** begin Extracted records **
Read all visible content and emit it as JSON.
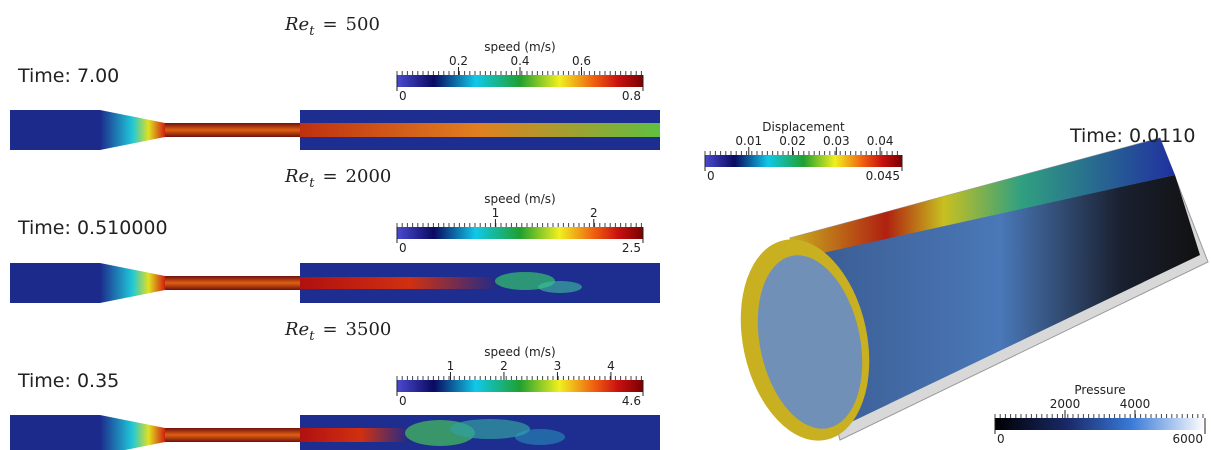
{
  "panels": [
    {
      "symbol": "Re",
      "subscript": "t",
      "relation": "=",
      "value": 500,
      "time": "Time: 7.00",
      "colorbar": {
        "label": "speed (m/s)",
        "range": [
          0,
          0.8
        ],
        "ticks": [
          0.2,
          0.4,
          0.6
        ]
      }
    },
    {
      "symbol": "Re",
      "subscript": "t",
      "relation": "=",
      "value": 2000,
      "time": "Time: 0.510000",
      "colorbar": {
        "label": "speed (m/s)",
        "range": [
          0,
          2.5
        ],
        "ticks": [
          1,
          2
        ]
      }
    },
    {
      "symbol": "Re",
      "subscript": "t",
      "relation": "=",
      "value": 3500,
      "time": "Time: 0.35",
      "colorbar": {
        "label": "speed (m/s)",
        "range": [
          0,
          4.6
        ],
        "ticks": [
          1,
          2,
          3,
          4
        ]
      }
    }
  ],
  "solid": {
    "time": "Time: 0.0110",
    "displacement": {
      "label": "Displacement",
      "range": [
        0,
        0.045
      ],
      "ticks": [
        0.01,
        0.02,
        0.03,
        0.04
      ]
    },
    "pressure": {
      "label": "Pressure",
      "range": [
        0,
        6000
      ],
      "ticks": [
        2000,
        4000
      ]
    }
  }
}
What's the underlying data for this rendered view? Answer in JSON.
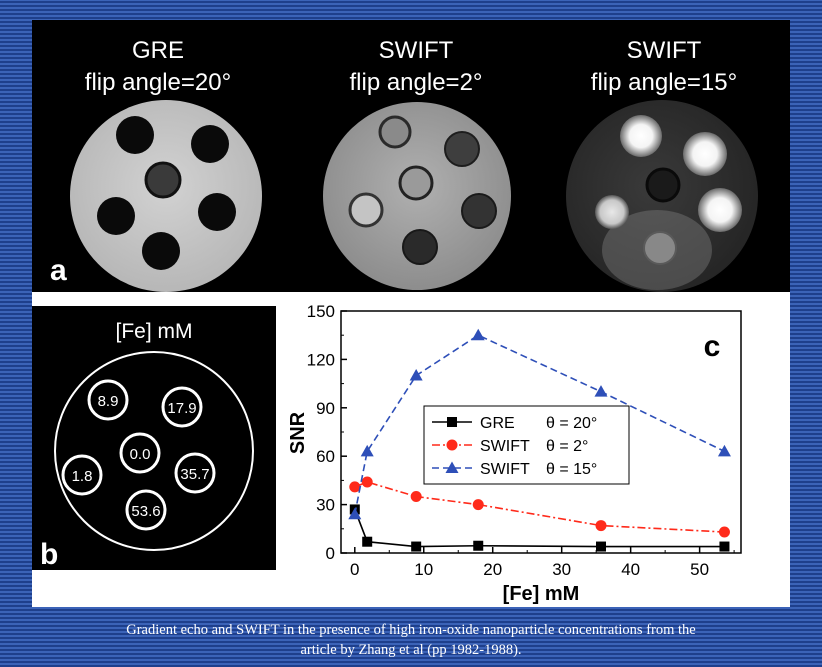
{
  "panel_a": {
    "label": "a",
    "images": [
      {
        "title_line1": "GRE",
        "title_line2": "flip angle=20°"
      },
      {
        "title_line1": "SWIFT",
        "title_line2": "flip angle=2°"
      },
      {
        "title_line1": "SWIFT",
        "title_line2": "flip angle=15°"
      }
    ]
  },
  "panel_b": {
    "label": "b",
    "title": "[Fe] mM",
    "wells": [
      "8.9",
      "17.9",
      "0.0",
      "1.8",
      "35.7",
      "53.6"
    ]
  },
  "chart_data": {
    "type": "line",
    "panel_label": "c",
    "xlabel": "[Fe] mM",
    "ylabel": "SNR",
    "xlim": [
      -2,
      56
    ],
    "ylim": [
      0,
      150
    ],
    "xticks": [
      0,
      10,
      20,
      30,
      40,
      50
    ],
    "yticks": [
      0,
      30,
      60,
      90,
      120,
      150
    ],
    "x": [
      0,
      1.8,
      8.9,
      17.9,
      35.7,
      53.6
    ],
    "series": [
      {
        "name": "GRE",
        "theta": "θ = 20°",
        "values": [
          27,
          7,
          4,
          4.5,
          4,
          4
        ],
        "color": "#000000",
        "marker": "square",
        "line": "solid"
      },
      {
        "name": "SWIFT",
        "theta": "θ = 2°",
        "values": [
          41,
          44,
          35,
          30,
          17,
          13
        ],
        "color": "#ff2a1a",
        "marker": "circle",
        "line": "dashdot"
      },
      {
        "name": "SWIFT",
        "theta": "θ = 15°",
        "values": [
          24,
          63,
          110,
          135,
          100,
          63
        ],
        "color": "#2e4fb8",
        "marker": "triangle",
        "line": "dashed"
      }
    ],
    "legend_position": "center"
  },
  "caption": {
    "line1": "Gradient echo and SWIFT in the presence of high iron-oxide nanoparticle concentrations from the",
    "line2": "article by Zhang et al (pp 1982-1988)."
  }
}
** end Extracted records **
What the exercise asks
All records must be output exactly as they are, except for the pictures, which are left out.

Solution
Read all visible content and emit it as JSON.
{
  "panels": [
    {
      "symbol": "Re",
      "subscript": "t",
      "relation": "=",
      "value": 500,
      "time": "Time: 7.00",
      "colorbar": {
        "label": "speed (m/s)",
        "range": [
          0,
          0.8
        ],
        "ticks": [
          0.2,
          0.4,
          0.6
        ]
      }
    },
    {
      "symbol": "Re",
      "subscript": "t",
      "relation": "=",
      "value": 2000,
      "time": "Time: 0.510000",
      "colorbar": {
        "label": "speed (m/s)",
        "range": [
          0,
          2.5
        ],
        "ticks": [
          1,
          2
        ]
      }
    },
    {
      "symbol": "Re",
      "subscript": "t",
      "relation": "=",
      "value": 3500,
      "time": "Time: 0.35",
      "colorbar": {
        "label": "speed (m/s)",
        "range": [
          0,
          4.6
        ],
        "ticks": [
          1,
          2,
          3,
          4
        ]
      }
    }
  ],
  "solid": {
    "time": "Time: 0.0110",
    "displacement": {
      "label": "Displacement",
      "range": [
        0,
        0.045
      ],
      "ticks": [
        0.01,
        0.02,
        0.03,
        0.04
      ]
    },
    "pressure": {
      "label": "Pressure",
      "range": [
        0,
        6000
      ],
      "ticks": [
        2000,
        4000
      ]
    }
  }
}
What's the underlying data for this rendered view? Answer in JSON.
{
  "panel_a": {
    "label": "a",
    "images": [
      {
        "title_line1": "GRE",
        "title_line2": "flip angle=20°"
      },
      {
        "title_line1": "SWIFT",
        "title_line2": "flip angle=2°"
      },
      {
        "title_line1": "SWIFT",
        "title_line2": "flip angle=15°"
      }
    ]
  },
  "panel_b": {
    "label": "b",
    "title": "[Fe] mM",
    "wells": [
      "8.9",
      "17.9",
      "0.0",
      "1.8",
      "35.7",
      "53.6"
    ]
  },
  "chart_data": {
    "type": "line",
    "panel_label": "c",
    "xlabel": "[Fe] mM",
    "ylabel": "SNR",
    "xlim": [
      -2,
      56
    ],
    "ylim": [
      0,
      150
    ],
    "xticks": [
      0,
      10,
      20,
      30,
      40,
      50
    ],
    "yticks": [
      0,
      30,
      60,
      90,
      120,
      150
    ],
    "x": [
      0,
      1.8,
      8.9,
      17.9,
      35.7,
      53.6
    ],
    "series": [
      {
        "name": "GRE",
        "theta": "θ = 20°",
        "values": [
          27,
          7,
          4,
          4.5,
          4,
          4
        ],
        "color": "#000000",
        "marker": "square",
        "line": "solid"
      },
      {
        "name": "SWIFT",
        "theta": "θ = 2°",
        "values": [
          41,
          44,
          35,
          30,
          17,
          13
        ],
        "color": "#ff2a1a",
        "marker": "circle",
        "line": "dashdot"
      },
      {
        "name": "SWIFT",
        "theta": "θ = 15°",
        "values": [
          24,
          63,
          110,
          135,
          100,
          63
        ],
        "color": "#2e4fb8",
        "marker": "triangle",
        "line": "dashed"
      }
    ],
    "legend_position": "center"
  },
  "caption": {
    "line1": "Gradient echo and SWIFT in the presence of high iron-oxide nanoparticle concentrations from the",
    "line2": "article by Zhang et al (pp 1982-1988)."
  }
}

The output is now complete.